- Goal -
In the listing below, locate the lines bearing the word "объекта". Copy every one of them.

- Records for the task -

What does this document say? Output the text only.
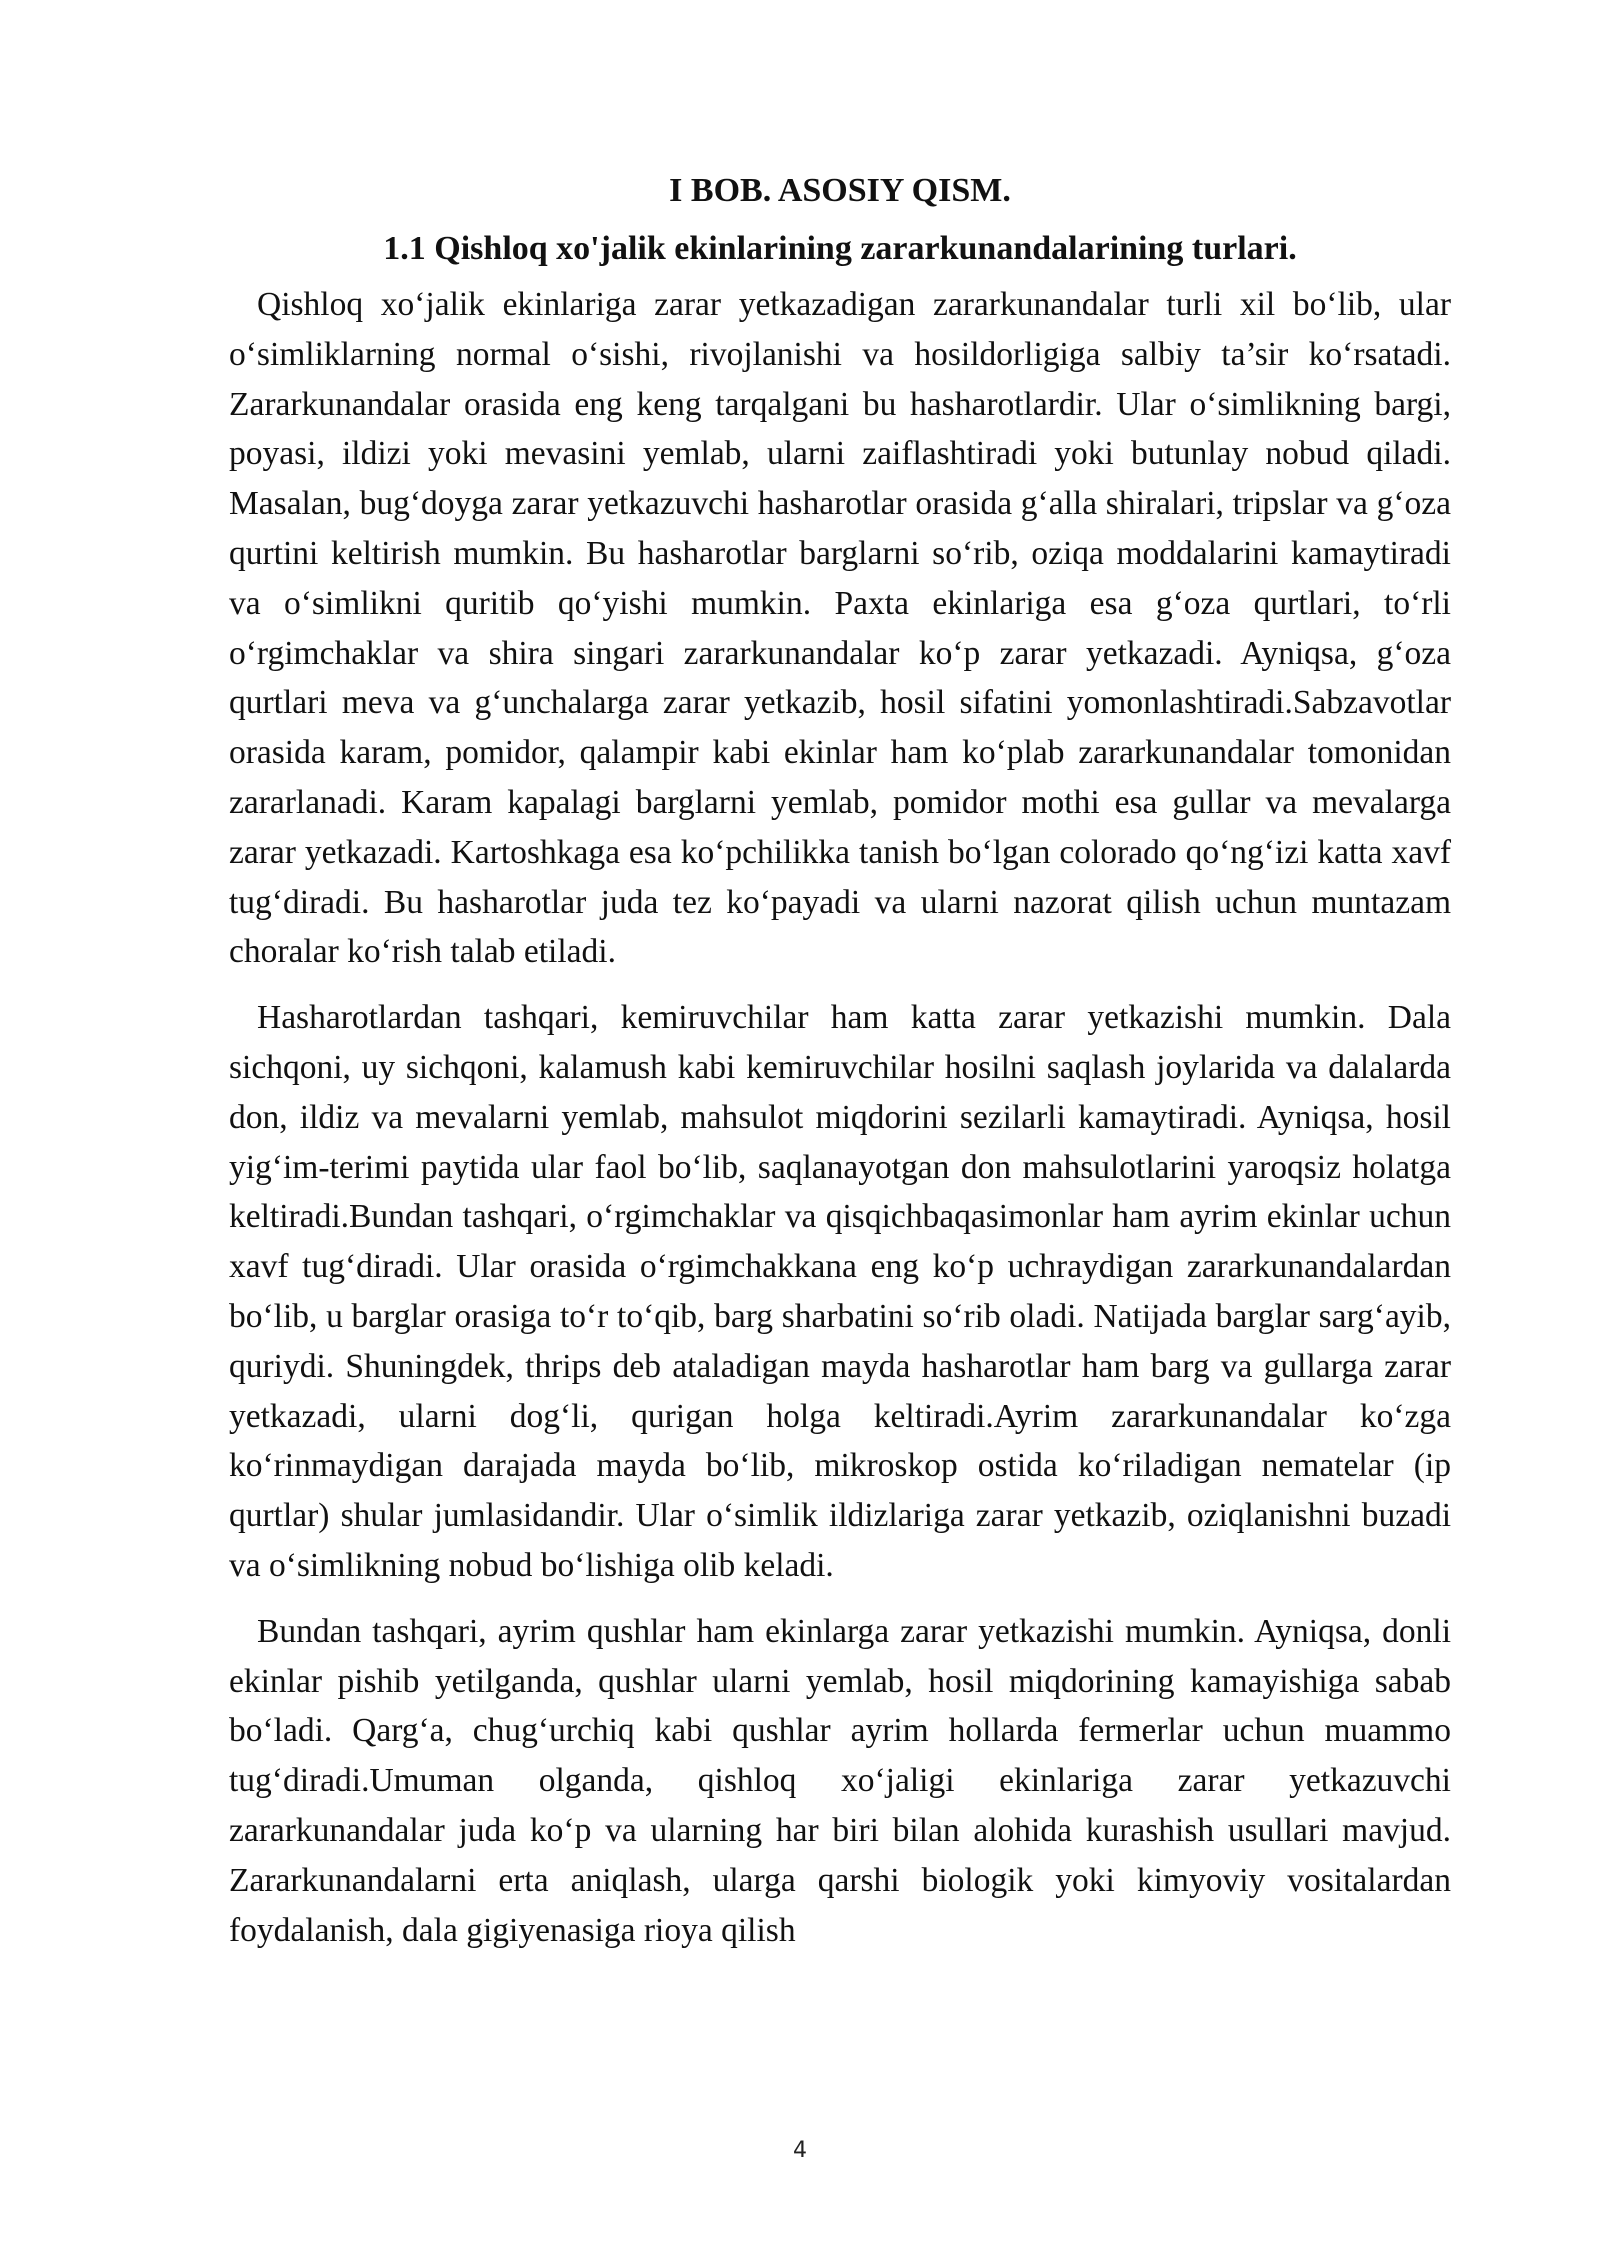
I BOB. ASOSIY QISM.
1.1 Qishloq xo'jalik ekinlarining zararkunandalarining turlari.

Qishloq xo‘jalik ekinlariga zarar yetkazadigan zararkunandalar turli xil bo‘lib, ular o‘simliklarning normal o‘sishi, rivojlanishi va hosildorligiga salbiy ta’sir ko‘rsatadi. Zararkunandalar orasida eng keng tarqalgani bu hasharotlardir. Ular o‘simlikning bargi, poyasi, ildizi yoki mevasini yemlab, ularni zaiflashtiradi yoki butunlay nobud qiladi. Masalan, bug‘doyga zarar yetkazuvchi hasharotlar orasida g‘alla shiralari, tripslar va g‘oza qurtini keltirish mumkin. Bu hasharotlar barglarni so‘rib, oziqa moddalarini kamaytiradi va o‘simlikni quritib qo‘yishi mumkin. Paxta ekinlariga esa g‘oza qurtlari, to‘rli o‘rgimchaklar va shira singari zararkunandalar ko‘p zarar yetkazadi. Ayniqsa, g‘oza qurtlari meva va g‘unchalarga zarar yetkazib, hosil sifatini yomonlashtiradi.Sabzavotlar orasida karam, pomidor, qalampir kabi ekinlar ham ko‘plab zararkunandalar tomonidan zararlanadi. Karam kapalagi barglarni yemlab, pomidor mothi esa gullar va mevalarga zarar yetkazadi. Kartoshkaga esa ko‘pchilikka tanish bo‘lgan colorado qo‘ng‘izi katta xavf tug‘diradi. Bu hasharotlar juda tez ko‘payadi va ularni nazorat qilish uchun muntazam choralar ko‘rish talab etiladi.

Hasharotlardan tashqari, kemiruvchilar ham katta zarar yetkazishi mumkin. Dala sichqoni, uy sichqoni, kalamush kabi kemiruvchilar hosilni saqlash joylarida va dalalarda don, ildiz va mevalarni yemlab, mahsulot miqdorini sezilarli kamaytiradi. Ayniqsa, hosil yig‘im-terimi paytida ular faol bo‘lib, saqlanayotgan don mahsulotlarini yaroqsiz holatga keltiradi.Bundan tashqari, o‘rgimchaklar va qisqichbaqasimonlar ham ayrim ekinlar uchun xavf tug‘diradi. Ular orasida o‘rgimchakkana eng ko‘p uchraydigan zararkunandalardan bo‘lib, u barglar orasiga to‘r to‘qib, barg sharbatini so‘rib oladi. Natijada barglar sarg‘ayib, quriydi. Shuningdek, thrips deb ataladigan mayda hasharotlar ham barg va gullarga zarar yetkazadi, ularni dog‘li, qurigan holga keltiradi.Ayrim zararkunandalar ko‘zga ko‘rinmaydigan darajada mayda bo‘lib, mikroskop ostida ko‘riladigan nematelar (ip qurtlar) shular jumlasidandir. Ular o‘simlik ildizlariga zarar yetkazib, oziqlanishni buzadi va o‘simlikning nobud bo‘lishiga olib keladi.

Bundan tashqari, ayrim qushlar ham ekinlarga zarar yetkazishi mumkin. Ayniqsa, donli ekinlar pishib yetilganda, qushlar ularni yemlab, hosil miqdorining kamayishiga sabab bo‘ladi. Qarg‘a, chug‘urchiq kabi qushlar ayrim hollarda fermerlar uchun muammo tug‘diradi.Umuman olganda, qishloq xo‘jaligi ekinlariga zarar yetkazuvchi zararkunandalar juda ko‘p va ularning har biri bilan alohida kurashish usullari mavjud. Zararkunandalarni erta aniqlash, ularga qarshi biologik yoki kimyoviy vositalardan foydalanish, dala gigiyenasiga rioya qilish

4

==

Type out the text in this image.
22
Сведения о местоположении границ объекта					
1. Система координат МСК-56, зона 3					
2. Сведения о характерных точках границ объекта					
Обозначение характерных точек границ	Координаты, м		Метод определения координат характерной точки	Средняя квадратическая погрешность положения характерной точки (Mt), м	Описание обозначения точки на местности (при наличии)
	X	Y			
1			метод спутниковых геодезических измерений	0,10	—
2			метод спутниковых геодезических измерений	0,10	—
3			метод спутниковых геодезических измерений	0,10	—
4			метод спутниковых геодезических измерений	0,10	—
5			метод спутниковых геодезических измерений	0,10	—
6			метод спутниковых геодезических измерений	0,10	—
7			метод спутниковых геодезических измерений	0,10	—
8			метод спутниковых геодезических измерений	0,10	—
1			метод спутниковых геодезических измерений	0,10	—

- Full response -
Сведения о местоположении границ объекта					
2. Сведения о характерных точках границ объекта					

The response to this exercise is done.